Kompas-Antara kawasan utara dan selatan sering kali ada dominasi utara. Di dunia, di Amerika, bahkan di Jawa Timur, baik secara ekonomi maupun sosial dan kultural, dominasi utara terlihat.
Ekonomi Jatim sepertinya 70-80 persen dibangun oleh kawasan utara. Kontribusi kawasan selatan tidak berarti. Teknologi dan bisnis menentukan majunya ekonomi diwujudkan untuk Jatim utara. Fasilitas dan infrastruktur sampai sumber daya manusia terbaik ada di kawasan utara, atau lebih tepatnya pusat magnetnya adalah Surabaya.
Kawasan utara mulai dari eksplorasi laut, pantai, dan pelabuhan, serta penghasilan jasanya terdapat di utara. Jenjang pendidikan dan tingkat produktivitas penduduk tergambar selalu dominan di kawasan utara. Itu sudah ditemukan sejak zaman Daendels dengan membuat jalan akses dari Anyer sampai Panarukan.
Letak geososio yang strategis ikut menentukan tempat berkembangnya bisnis dan introduksi teknologi baru. Karena itu, daya tarik dan daya magnetnya juga sangat kuat dan menentukan. Lebih dari 80 persen unit bisnis di Jatim berada di kawasan utara atau secara kelembagaan ada di utara sekalipun pemanfaatan sumbernya di dan dari selatan.
Kesenjangan terlihat dari pendapatan per kapita. Kawasan utara mendapatkan dua kali lebih besar dari rata-rata per kapita di selatan yang hanya mencapai Rp 7 juta per tahun. Kawasan utara mengelola Rp 250 triliun dari sektor usaha nonpertanian, sedangkan kawasan selatan hanya mengelola Rp 56 triliun. Padahal, aset daerah selatan jauh lebih potensial untuk masa depan.
Mengapa tertinggal?
Lintas selatan Jatim konon potensi dan kekayaan alamnya puluhan kali lebih unggul dari kawasan lain, mulai batu bara, emas, marmer, mangaan, pasir besi, batu karts, dan kapur.

§ **Data yang Diberikan**:
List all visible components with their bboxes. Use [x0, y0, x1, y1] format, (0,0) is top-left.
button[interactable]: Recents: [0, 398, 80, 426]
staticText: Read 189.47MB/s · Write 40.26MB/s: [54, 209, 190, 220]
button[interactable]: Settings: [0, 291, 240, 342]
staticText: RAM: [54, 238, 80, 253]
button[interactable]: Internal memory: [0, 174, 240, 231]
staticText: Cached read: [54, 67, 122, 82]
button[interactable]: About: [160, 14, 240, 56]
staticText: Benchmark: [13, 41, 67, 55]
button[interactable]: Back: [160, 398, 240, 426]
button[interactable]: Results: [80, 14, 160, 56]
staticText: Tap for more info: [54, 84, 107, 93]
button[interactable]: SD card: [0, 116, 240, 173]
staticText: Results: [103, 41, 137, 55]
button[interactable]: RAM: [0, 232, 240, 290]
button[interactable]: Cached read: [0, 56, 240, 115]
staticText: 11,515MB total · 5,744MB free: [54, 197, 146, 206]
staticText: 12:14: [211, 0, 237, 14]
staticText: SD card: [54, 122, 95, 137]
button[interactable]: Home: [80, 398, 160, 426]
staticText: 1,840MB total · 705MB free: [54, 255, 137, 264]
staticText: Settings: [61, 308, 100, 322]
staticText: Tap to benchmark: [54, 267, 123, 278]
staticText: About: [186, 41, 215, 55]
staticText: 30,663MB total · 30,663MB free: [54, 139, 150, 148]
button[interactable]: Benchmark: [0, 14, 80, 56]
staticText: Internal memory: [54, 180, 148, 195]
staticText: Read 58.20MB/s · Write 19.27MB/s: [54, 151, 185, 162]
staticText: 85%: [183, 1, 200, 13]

§ **Soal Tertulis A**: Salin kata demi kata bagian dari kutipan sumber yang dimulai dengan "Letak geososio yang" dan berlanjut hingga "dan dari selatan.".
§ **Soal Tertulis B**: Berdasarkan kutipan sumber, jelaskan mengapa daya tarik dan daya magnet yang disebut dalam kalimat "Karena itu, daya tarik dan daya magnetnya juga sangat kuat dan menentukan" begitu kuat.
§ **Soal Tertulis C**:
Tentukan apakah setiap pernyataan berikut sesuai dengan kutipan sumber. Jawab ya atau tidak, lalu kutip kata-kata penentunya tanpa diubah.
(i) Rata-rata pendapatan per kapita di kawasan selatan hanya mencapai Rp 7 juta per tahun.
(ii) Kawasan selatan mengelola Rp 250 triliun dari sektor usaha nonpertanian.
(iii) Jalan akses pada zaman Daendels dibuat dari Anyer sampai Panarukan.

§ **Penyelesaian Tugas A**:
Letak geososio yang strategis ikut menentukan tempat berkembangnya bisnis dan introduksi teknologi baru. Karena itu, daya tarik dan daya magnetnya juga sangat kuat dan menentukan. Lebih dari 80 persen unit bisnis di Jatim berada di kawasan utara atau secara kelembagaan ada di utara sekalipun pemanfaatan sumbernya di dan dari selatan.

§ **Penyelesaian Tugas B**: Daya tarik dan daya magnet itu sangat kuat karena letak geososio yang strategis ikut menentukan tempat berkembangnya bisnis dan introduksi teknologi baru.

§ **Penyelesaian Tugas C**:
(i) Ya: "rata-rata per kapita di selatan yang hanya mencapai Rp 7 juta per tahun"
(ii) Tidak: "Kawasan utara mengelola Rp 250 triliun dari sektor usaha nonpertanian, sedangkan kawasan selatan hanya mengelola Rp 56 triliun"
(iii) Ya: "Itu sudah ditemukan sejak zaman Daendels dengan membuat jalan akses dari Anyer sampai Panarukan"